### Aim
Please rewrite every row below, swapping "depth-tick-label" for "depth-axis-label" and leaving everything else unchanged.

━━━━━ Input rows

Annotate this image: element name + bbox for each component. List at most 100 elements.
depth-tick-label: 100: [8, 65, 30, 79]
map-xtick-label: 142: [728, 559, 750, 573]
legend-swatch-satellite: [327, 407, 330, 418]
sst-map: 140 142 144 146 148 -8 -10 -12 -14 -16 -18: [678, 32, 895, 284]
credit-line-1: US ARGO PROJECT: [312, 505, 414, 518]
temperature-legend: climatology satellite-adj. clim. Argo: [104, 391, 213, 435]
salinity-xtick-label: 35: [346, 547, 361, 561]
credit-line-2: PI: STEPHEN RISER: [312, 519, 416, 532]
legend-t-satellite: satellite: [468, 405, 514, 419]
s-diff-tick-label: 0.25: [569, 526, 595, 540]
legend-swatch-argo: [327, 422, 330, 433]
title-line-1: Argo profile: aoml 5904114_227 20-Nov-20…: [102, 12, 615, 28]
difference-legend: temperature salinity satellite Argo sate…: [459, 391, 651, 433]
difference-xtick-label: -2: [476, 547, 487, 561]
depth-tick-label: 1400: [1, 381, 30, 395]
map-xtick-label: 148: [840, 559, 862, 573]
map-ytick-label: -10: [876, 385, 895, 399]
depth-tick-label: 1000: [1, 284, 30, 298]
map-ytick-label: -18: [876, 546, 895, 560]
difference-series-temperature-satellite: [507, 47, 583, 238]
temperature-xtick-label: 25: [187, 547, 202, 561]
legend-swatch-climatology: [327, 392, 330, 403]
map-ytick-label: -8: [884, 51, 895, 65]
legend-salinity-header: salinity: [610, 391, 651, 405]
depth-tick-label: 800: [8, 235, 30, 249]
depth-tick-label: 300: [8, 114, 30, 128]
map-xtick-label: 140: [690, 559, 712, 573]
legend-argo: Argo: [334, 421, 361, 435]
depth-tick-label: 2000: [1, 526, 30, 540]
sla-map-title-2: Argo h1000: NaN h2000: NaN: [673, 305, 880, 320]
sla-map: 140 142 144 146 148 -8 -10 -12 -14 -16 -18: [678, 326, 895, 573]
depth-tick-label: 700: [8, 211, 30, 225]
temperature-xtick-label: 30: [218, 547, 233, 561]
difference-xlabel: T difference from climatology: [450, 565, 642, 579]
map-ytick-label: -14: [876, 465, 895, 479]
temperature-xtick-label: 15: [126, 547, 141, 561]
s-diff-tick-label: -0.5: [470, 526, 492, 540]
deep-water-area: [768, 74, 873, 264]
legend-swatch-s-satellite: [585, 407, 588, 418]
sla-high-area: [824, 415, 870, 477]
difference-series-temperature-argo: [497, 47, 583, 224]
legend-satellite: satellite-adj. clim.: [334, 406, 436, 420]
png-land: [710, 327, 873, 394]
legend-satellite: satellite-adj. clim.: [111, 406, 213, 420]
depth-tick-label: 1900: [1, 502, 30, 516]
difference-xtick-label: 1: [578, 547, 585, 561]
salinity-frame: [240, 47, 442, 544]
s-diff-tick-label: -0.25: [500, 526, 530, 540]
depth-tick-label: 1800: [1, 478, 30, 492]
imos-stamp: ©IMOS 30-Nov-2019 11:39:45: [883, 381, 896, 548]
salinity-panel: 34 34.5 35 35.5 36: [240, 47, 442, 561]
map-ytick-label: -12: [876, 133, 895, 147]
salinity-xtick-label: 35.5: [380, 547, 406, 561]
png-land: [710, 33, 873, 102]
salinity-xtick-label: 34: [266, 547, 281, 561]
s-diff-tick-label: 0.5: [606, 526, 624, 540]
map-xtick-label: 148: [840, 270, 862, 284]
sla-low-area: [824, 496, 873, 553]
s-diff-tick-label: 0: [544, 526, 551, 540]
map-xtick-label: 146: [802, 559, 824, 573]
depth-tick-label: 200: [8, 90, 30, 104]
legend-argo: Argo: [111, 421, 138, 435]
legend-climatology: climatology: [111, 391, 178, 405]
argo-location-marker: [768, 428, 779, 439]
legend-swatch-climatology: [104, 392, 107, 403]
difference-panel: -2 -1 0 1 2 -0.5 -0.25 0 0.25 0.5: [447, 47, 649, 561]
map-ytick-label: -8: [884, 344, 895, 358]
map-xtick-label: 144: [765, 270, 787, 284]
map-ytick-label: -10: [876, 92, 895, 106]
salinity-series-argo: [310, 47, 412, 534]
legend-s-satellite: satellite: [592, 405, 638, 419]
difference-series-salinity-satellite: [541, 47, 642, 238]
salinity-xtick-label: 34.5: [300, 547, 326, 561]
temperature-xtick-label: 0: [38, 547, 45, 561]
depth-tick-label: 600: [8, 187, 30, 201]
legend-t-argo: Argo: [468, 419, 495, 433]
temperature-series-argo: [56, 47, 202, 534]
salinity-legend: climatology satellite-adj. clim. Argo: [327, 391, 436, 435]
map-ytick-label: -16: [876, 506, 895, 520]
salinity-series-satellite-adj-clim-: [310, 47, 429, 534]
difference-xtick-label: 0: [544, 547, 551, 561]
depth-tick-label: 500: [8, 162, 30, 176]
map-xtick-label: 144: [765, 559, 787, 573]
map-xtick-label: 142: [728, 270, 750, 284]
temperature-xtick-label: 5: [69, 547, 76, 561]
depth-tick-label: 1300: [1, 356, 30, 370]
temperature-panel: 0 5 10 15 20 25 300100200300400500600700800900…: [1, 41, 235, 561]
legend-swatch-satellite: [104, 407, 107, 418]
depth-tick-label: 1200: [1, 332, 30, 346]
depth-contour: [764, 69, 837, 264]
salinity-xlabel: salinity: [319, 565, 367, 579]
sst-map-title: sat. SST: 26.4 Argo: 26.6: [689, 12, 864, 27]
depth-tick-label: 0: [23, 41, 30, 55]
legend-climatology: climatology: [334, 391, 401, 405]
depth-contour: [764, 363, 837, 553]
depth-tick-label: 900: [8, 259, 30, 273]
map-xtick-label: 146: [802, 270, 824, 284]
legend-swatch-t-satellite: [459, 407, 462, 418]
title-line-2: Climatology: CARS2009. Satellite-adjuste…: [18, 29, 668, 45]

━━━━━━━━━━

### Answer in full
Annotate this image: element name + bbox for each component. List at most 100 elements.
depth-axis-label: 100: [8, 65, 30, 79]
map-xtick-label: 142: [728, 559, 750, 573]
legend-swatch-satellite: [327, 407, 330, 418]
sst-map: 140 142 144 146 148 -8 -10 -12 -14 -16 -18: [678, 32, 895, 284]
credit-line-1: US ARGO PROJECT: [312, 505, 414, 518]
temperature-legend: climatology satellite-adj. clim. Argo: [104, 391, 213, 435]
salinity-xtick-label: 35: [346, 547, 361, 561]
credit-line-2: PI: STEPHEN RISER: [312, 519, 416, 532]
legend-t-satellite: satellite: [468, 405, 514, 419]
s-diff-tick-label: 0.25: [569, 526, 595, 540]
legend-swatch-argo: [327, 422, 330, 433]
title-line-1: Argo profile: aoml 5904114_227 20-Nov-20…: [102, 12, 615, 28]
difference-legend: temperature salinity satellite Argo sate…: [459, 391, 651, 433]
difference-xtick-label: -2: [476, 547, 487, 561]
depth-axis-label: 1400: [1, 381, 30, 395]
map-xtick-label: 148: [840, 559, 862, 573]
map-ytick-label: -10: [876, 385, 895, 399]
depth-axis-label: 1000: [1, 284, 30, 298]
map-ytick-label: -18: [876, 546, 895, 560]
difference-series-temperature-satellite: [507, 47, 583, 238]
temperature-xtick-label: 25: [187, 547, 202, 561]
legend-swatch-climatology: [327, 392, 330, 403]
map-ytick-label: -8: [884, 51, 895, 65]
legend-salinity-header: salinity: [610, 391, 651, 405]
depth-axis-label: 800: [8, 235, 30, 249]
depth-axis-label: 300: [8, 114, 30, 128]
map-xtick-label: 140: [690, 559, 712, 573]
legend-argo: Argo: [334, 421, 361, 435]
depth-axis-label: 2000: [1, 526, 30, 540]
sla-map-title-2: Argo h1000: NaN h2000: NaN: [673, 305, 880, 320]
sla-map: 140 142 144 146 148 -8 -10 -12 -14 -16 -18: [678, 326, 895, 573]
depth-axis-label: 700: [8, 211, 30, 225]
temperature-xtick-label: 30: [218, 547, 233, 561]
difference-xlabel: T difference from climatology: [450, 565, 642, 579]
map-ytick-label: -14: [876, 465, 895, 479]
temperature-xtick-label: 15: [126, 547, 141, 561]
s-diff-tick-label: -0.5: [470, 526, 492, 540]
deep-water-area: [768, 74, 873, 264]
legend-swatch-s-satellite: [585, 407, 588, 418]
sla-high-area: [824, 415, 870, 477]
difference-series-temperature-argo: [497, 47, 583, 224]
legend-satellite: satellite-adj. clim.: [334, 406, 436, 420]
png-land: [710, 327, 873, 394]
legend-satellite: satellite-adj. clim.: [111, 406, 213, 420]
depth-axis-label: 1900: [1, 502, 30, 516]
difference-xtick-label: 1: [578, 547, 585, 561]
salinity-frame: [240, 47, 442, 544]
s-diff-tick-label: -0.25: [500, 526, 530, 540]
depth-axis-label: 1800: [1, 478, 30, 492]
imos-stamp: ©IMOS 30-Nov-2019 11:39:45: [883, 381, 896, 548]
salinity-panel: 34 34.5 35 35.5 36: [240, 47, 442, 561]
map-ytick-label: -12: [876, 133, 895, 147]
salinity-xtick-label: 35.5: [380, 547, 406, 561]
png-land: [710, 33, 873, 102]
salinity-xtick-label: 34: [266, 547, 281, 561]
s-diff-tick-label: 0.5: [606, 526, 624, 540]
map-xtick-label: 148: [840, 270, 862, 284]
sla-low-area: [824, 496, 873, 553]
s-diff-tick-label: 0: [544, 526, 551, 540]
map-xtick-label: 146: [802, 559, 824, 573]
depth-axis-label: 200: [8, 90, 30, 104]
legend-argo: Argo: [111, 421, 138, 435]
legend-climatology: climatology: [111, 391, 178, 405]
argo-location-marker: [768, 428, 779, 439]
legend-swatch-climatology: [104, 392, 107, 403]
difference-panel: -2 -1 0 1 2 -0.5 -0.25 0 0.25 0.5: [447, 47, 649, 561]
map-ytick-label: -8: [884, 344, 895, 358]
map-xtick-label: 144: [765, 270, 787, 284]
map-ytick-label: -10: [876, 92, 895, 106]
salinity-series-argo: [310, 47, 412, 534]
legend-s-satellite: satellite: [592, 405, 638, 419]
difference-series-salinity-satellite: [541, 47, 642, 238]
salinity-xtick-label: 34.5: [300, 547, 326, 561]
temperature-xtick-label: 0: [38, 547, 45, 561]
depth-axis-label: 600: [8, 187, 30, 201]
legend-t-argo: Argo: [468, 419, 495, 433]
temperature-series-argo: [56, 47, 202, 534]
salinity-legend: climatology satellite-adj. clim. Argo: [327, 391, 436, 435]
map-ytick-label: -16: [876, 506, 895, 520]
salinity-series-satellite-adj-clim-: [310, 47, 429, 534]
difference-xtick-label: 0: [544, 547, 551, 561]
depth-axis-label: 500: [8, 162, 30, 176]
map-xtick-label: 144: [765, 559, 787, 573]
map-xtick-label: 142: [728, 270, 750, 284]
temperature-xtick-label: 5: [69, 547, 76, 561]
depth-axis-label: 1300: [1, 356, 30, 370]
temperature-panel: 0 5 10 15 20 25 300100200300400500600700800900…: [1, 41, 235, 561]
legend-swatch-satellite: [104, 407, 107, 418]
depth-axis-label: 1200: [1, 332, 30, 346]
depth-contour: [764, 69, 837, 264]
salinity-xlabel: salinity: [319, 565, 367, 579]
sst-map-title: sat. SST: 26.4 Argo: 26.6: [689, 12, 864, 27]
depth-axis-label: 0: [23, 41, 30, 55]
legend-climatology: climatology: [334, 391, 401, 405]
depth-contour: [764, 363, 837, 553]
depth-axis-label: 900: [8, 259, 30, 273]
map-xtick-label: 146: [802, 270, 824, 284]
legend-swatch-t-satellite: [459, 407, 462, 418]
title-line-2: Climatology: CARS2009. Satellite-adjuste…: [18, 29, 668, 45]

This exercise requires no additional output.